Collected data entries:
-=-=-=-=-

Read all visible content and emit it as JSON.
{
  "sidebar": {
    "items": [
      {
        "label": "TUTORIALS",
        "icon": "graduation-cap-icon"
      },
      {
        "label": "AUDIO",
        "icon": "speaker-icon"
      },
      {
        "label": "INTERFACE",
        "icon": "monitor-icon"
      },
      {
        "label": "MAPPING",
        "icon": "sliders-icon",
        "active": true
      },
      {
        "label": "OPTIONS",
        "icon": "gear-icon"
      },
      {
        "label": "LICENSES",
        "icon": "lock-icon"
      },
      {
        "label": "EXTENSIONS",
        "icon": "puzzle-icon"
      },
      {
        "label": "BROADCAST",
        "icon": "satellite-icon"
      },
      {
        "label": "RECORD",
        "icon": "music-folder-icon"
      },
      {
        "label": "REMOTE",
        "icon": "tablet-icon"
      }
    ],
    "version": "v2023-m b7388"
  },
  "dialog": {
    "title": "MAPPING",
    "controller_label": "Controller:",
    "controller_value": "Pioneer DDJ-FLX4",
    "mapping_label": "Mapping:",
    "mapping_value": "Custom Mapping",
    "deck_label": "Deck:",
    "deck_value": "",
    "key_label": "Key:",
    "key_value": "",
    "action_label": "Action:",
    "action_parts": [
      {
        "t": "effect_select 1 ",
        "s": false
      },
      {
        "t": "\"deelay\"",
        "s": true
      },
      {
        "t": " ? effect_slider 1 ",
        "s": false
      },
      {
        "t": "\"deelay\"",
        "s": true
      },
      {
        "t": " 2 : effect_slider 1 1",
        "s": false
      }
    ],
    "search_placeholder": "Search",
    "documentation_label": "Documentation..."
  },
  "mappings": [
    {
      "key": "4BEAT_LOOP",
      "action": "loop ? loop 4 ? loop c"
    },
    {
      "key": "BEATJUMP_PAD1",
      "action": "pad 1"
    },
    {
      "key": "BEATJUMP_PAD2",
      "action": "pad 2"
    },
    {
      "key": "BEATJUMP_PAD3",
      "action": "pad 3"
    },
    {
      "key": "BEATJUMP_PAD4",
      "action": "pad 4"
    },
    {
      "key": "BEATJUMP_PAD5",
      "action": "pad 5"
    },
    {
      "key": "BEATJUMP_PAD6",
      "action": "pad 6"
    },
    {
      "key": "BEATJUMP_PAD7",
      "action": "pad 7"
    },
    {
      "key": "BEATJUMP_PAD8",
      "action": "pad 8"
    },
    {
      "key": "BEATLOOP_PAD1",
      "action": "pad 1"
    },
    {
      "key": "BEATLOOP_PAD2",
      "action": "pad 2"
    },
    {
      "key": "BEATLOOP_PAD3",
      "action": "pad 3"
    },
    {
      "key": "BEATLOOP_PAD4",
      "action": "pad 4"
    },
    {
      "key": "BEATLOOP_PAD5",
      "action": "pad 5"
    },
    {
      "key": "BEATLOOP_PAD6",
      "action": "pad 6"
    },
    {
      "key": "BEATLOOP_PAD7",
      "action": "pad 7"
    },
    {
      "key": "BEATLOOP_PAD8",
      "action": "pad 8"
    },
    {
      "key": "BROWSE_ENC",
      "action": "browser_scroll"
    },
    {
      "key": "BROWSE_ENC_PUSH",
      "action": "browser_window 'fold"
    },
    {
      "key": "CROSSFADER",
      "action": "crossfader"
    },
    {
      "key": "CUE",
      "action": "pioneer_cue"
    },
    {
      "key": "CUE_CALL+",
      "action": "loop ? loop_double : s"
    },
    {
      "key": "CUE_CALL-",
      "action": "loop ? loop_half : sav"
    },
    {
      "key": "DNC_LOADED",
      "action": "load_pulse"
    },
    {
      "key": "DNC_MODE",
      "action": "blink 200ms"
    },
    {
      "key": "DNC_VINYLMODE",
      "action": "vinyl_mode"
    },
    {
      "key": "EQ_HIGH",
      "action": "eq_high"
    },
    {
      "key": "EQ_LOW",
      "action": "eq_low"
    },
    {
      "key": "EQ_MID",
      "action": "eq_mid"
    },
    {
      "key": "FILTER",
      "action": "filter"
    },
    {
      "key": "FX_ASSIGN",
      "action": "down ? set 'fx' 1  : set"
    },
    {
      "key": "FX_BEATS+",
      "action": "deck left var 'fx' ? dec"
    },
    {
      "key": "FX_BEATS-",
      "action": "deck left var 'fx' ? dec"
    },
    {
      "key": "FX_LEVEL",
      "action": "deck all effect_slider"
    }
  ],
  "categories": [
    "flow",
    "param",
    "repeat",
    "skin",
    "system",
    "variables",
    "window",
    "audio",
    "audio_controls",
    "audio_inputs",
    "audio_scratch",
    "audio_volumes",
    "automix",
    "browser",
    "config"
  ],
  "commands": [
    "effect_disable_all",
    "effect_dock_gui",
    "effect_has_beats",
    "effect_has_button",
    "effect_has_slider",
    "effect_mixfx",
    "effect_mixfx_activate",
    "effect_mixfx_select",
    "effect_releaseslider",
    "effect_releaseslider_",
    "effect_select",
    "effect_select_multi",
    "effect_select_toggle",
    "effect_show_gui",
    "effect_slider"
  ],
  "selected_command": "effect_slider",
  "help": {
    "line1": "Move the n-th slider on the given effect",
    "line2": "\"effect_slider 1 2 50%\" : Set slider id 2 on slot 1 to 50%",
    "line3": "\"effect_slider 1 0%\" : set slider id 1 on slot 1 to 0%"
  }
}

-=-=-=-=-

* [Task directions]
Output all preceding records character for character.

* [Exercise output]
Read all visible content and emit it as JSON.
{
  "sidebar": {
    "items": [
      {
        "label": "TUTORIALS",
        "icon": "graduation-cap-icon"
      },
      {
        "label": "AUDIO",
        "icon": "speaker-icon"
      },
      {
        "label": "INTERFACE",
        "icon": "monitor-icon"
      },
      {
        "label": "MAPPING",
        "icon": "sliders-icon",
        "active": true
      },
      {
        "label": "OPTIONS",
        "icon": "gear-icon"
      },
      {
        "label": "LICENSES",
        "icon": "lock-icon"
      },
      {
        "label": "EXTENSIONS",
        "icon": "puzzle-icon"
      },
      {
        "label": "BROADCAST",
        "icon": "satellite-icon"
      },
      {
        "label": "RECORD",
        "icon": "music-folder-icon"
      },
      {
        "label": "REMOTE",
        "icon": "tablet-icon"
      }
    ],
    "version": "v2023-m b7388"
  },
  "dialog": {
    "title": "MAPPING",
    "controller_label": "Controller:",
    "controller_value": "Pioneer DDJ-FLX4",
    "mapping_label": "Mapping:",
    "mapping_value": "Custom Mapping",
    "deck_label": "Deck:",
    "deck_value": "",
    "key_label": "Key:",
    "key_value": "",
    "action_label": "Action:",
    "action_parts": [
      {
        "t": "effect_select 1 ",
        "s": false
      },
      {
        "t": "\"deelay\"",
        "s": true
      },
      {
        "t": " ? effect_slider 1 ",
        "s": false
      },
      {
        "t": "\"deelay\"",
        "s": true
      },
      {
        "t": " 2 : effect_slider 1 1",
        "s": false
      }
    ],
    "search_placeholder": "Search",
    "documentation_label": "Documentation..."
  },
  "mappings": [
    {
      "key": "4BEAT_LOOP",
      "action": "loop ? loop 4 ? loop c"
    },
    {
      "key": "BEATJUMP_PAD1",
      "action": "pad 1"
    },
    {
      "key": "BEATJUMP_PAD2",
      "action": "pad 2"
    },
    {
      "key": "BEATJUMP_PAD3",
      "action": "pad 3"
    },
    {
      "key": "BEATJUMP_PAD4",
      "action": "pad 4"
    },
    {
      "key": "BEATJUMP_PAD5",
      "action": "pad 5"
    },
    {
      "key": "BEATJUMP_PAD6",
      "action": "pad 6"
    },
    {
      "key": "BEATJUMP_PAD7",
      "action": "pad 7"
    },
    {
      "key": "BEATJUMP_PAD8",
      "action": "pad 8"
    },
    {
      "key": "BEATLOOP_PAD1",
      "action": "pad 1"
    },
    {
      "key": "BEATLOOP_PAD2",
      "action": "pad 2"
    },
    {
      "key": "BEATLOOP_PAD3",
      "action": "pad 3"
    },
    {
      "key": "BEATLOOP_PAD4",
      "action": "pad 4"
    },
    {
      "key": "BEATLOOP_PAD5",
      "action": "pad 5"
    },
    {
      "key": "BEATLOOP_PAD6",
      "action": "pad 6"
    },
    {
      "key": "BEATLOOP_PAD7",
      "action": "pad 7"
    },
    {
      "key": "BEATLOOP_PAD8",
      "action": "pad 8"
    },
    {
      "key": "BROWSE_ENC",
      "action": "browser_scroll"
    },
    {
      "key": "BROWSE_ENC_PUSH",
      "action": "browser_window 'fold"
    },
    {
      "key": "CROSSFADER",
      "action": "crossfader"
    },
    {
      "key": "CUE",
      "action": "pioneer_cue"
    },
    {
      "key": "CUE_CALL+",
      "action": "loop ? loop_double : s"
    },
    {
      "key": "CUE_CALL-",
      "action": "loop ? loop_half : sav"
    },
    {
      "key": "DNC_LOADED",
      "action": "load_pulse"
    },
    {
      "key": "DNC_MODE",
      "action": "blink 200ms"
    },
    {
      "key": "DNC_VINYLMODE",
      "action": "vinyl_mode"
    },
    {
      "key": "EQ_HIGH",
      "action": "eq_high"
    },
    {
      "key": "EQ_LOW",
      "action": "eq_low"
    },
    {
      "key": "EQ_MID",
      "action": "eq_mid"
    },
    {
      "key": "FILTER",
      "action": "filter"
    },
    {
      "key": "FX_ASSIGN",
      "action": "down ? set 'fx' 1  : set"
    },
    {
      "key": "FX_BEATS+",
      "action": "deck left var 'fx' ? dec"
    },
    {
      "key": "FX_BEATS-",
      "action": "deck left var 'fx' ? dec"
    },
    {
      "key": "FX_LEVEL",
      "action": "deck all effect_slider"
    }
  ],
  "categories": [
    "flow",
    "param",
    "repeat",
    "skin",
    "system",
    "variables",
    "window",
    "audio",
    "audio_controls",
    "audio_inputs",
    "audio_scratch",
    "audio_volumes",
    "automix",
    "browser",
    "config"
  ],
  "commands": [
    "effect_disable_all",
    "effect_dock_gui",
    "effect_has_beats",
    "effect_has_button",
    "effect_has_slider",
    "effect_mixfx",
    "effect_mixfx_activate",
    "effect_mixfx_select",
    "effect_releaseslider",
    "effect_releaseslider_",
    "effect_select",
    "effect_select_multi",
    "effect_select_toggle",
    "effect_show_gui",
    "effect_slider"
  ],
  "selected_command": "effect_slider",
  "help": {
    "line1": "Move the n-th slider on the given effect",
    "line2": "\"effect_slider 1 2 50%\" : Set slider id 2 on slot 1 to 50%",
    "line3": "\"effect_slider 1 0%\" : set slider id 1 on slot 1 to 0%"
  }
}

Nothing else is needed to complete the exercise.